> [CHALLENGE]: Your task is to repeat the listing exactly.

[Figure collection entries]
:::

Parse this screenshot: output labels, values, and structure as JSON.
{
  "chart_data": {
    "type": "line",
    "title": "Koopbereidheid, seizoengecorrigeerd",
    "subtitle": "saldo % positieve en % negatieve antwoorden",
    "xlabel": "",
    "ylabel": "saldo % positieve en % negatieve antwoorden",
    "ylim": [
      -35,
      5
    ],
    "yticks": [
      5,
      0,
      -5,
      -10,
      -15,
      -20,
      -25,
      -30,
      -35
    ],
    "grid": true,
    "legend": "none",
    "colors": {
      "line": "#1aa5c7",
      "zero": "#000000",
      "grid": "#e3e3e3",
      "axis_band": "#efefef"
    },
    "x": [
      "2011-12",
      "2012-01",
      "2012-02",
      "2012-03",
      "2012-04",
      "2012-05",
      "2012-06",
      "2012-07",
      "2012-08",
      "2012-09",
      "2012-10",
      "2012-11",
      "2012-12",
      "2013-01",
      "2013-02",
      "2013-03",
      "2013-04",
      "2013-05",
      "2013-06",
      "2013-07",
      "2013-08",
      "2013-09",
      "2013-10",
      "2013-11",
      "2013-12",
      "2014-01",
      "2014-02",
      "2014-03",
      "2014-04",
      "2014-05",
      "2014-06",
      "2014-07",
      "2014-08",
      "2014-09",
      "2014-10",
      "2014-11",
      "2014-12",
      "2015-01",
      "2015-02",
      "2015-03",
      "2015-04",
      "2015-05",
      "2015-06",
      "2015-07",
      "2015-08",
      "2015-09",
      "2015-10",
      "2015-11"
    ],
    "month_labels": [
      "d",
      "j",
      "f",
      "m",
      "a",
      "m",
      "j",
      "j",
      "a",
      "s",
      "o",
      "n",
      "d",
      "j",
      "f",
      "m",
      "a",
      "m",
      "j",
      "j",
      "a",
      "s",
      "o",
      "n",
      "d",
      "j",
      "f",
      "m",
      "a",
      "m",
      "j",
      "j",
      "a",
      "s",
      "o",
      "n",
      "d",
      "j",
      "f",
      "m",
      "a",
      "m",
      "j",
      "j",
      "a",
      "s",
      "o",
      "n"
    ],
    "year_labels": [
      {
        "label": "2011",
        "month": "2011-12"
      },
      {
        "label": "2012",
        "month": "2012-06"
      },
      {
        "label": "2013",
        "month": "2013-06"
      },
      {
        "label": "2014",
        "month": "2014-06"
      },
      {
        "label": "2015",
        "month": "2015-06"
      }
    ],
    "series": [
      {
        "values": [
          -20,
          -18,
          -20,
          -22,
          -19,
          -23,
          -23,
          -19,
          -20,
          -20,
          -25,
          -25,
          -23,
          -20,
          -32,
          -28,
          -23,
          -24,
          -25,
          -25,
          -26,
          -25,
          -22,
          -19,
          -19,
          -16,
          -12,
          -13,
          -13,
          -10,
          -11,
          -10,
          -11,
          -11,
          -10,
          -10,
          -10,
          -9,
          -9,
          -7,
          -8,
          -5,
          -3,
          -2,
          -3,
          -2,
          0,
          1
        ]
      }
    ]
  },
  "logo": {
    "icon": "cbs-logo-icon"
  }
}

:::

> [REPLY TO THE EXERCISE]:
Parse this screenshot: output labels, values, and structure as JSON.
{
  "chart_data": {
    "type": "line",
    "title": "Koopbereidheid, seizoengecorrigeerd",
    "subtitle": "saldo % positieve en % negatieve antwoorden",
    "xlabel": "",
    "ylabel": "saldo % positieve en % negatieve antwoorden",
    "ylim": [
      -35,
      5
    ],
    "yticks": [
      5,
      0,
      -5,
      -10,
      -15,
      -20,
      -25,
      -30,
      -35
    ],
    "grid": true,
    "legend": "none",
    "colors": {
      "line": "#1aa5c7",
      "zero": "#000000",
      "grid": "#e3e3e3",
      "axis_band": "#efefef"
    },
    "x": [
      "2011-12",
      "2012-01",
      "2012-02",
      "2012-03",
      "2012-04",
      "2012-05",
      "2012-06",
      "2012-07",
      "2012-08",
      "2012-09",
      "2012-10",
      "2012-11",
      "2012-12",
      "2013-01",
      "2013-02",
      "2013-03",
      "2013-04",
      "2013-05",
      "2013-06",
      "2013-07",
      "2013-08",
      "2013-09",
      "2013-10",
      "2013-11",
      "2013-12",
      "2014-01",
      "2014-02",
      "2014-03",
      "2014-04",
      "2014-05",
      "2014-06",
      "2014-07",
      "2014-08",
      "2014-09",
      "2014-10",
      "2014-11",
      "2014-12",
      "2015-01",
      "2015-02",
      "2015-03",
      "2015-04",
      "2015-05",
      "2015-06",
      "2015-07",
      "2015-08",
      "2015-09",
      "2015-10",
      "2015-11"
    ],
    "month_labels": [
      "d",
      "j",
      "f",
      "m",
      "a",
      "m",
      "j",
      "j",
      "a",
      "s",
      "o",
      "n",
      "d",
      "j",
      "f",
      "m",
      "a",
      "m",
      "j",
      "j",
      "a",
      "s",
      "o",
      "n",
      "d",
      "j",
      "f",
      "m",
      "a",
      "m",
      "j",
      "j",
      "a",
      "s",
      "o",
      "n",
      "d",
      "j",
      "f",
      "m",
      "a",
      "m",
      "j",
      "j",
      "a",
      "s",
      "o",
      "n"
    ],
    "year_labels": [
      {
        "label": "2011",
        "month": "2011-12"
      },
      {
        "label": "2012",
        "month": "2012-06"
      },
      {
        "label": "2013",
        "month": "2013-06"
      },
      {
        "label": "2014",
        "month": "2014-06"
      },
      {
        "label": "2015",
        "month": "2015-06"
      }
    ],
    "series": [
      {
        "values": [
          -20,
          -18,
          -20,
          -22,
          -19,
          -23,
          -23,
          -19,
          -20,
          -20,
          -25,
          -25,
          -23,
          -20,
          -32,
          -28,
          -23,
          -24,
          -25,
          -25,
          -26,
          -25,
          -22,
          -19,
          -19,
          -16,
          -12,
          -13,
          -13,
          -10,
          -11,
          -10,
          -11,
          -11,
          -10,
          -10,
          -10,
          -9,
          -9,
          -7,
          -8,
          -5,
          -3,
          -2,
          -3,
          -2,
          0,
          1
        ]
      }
    ]
  },
  "logo": {
    "icon": "cbs-logo-icon"
  }
}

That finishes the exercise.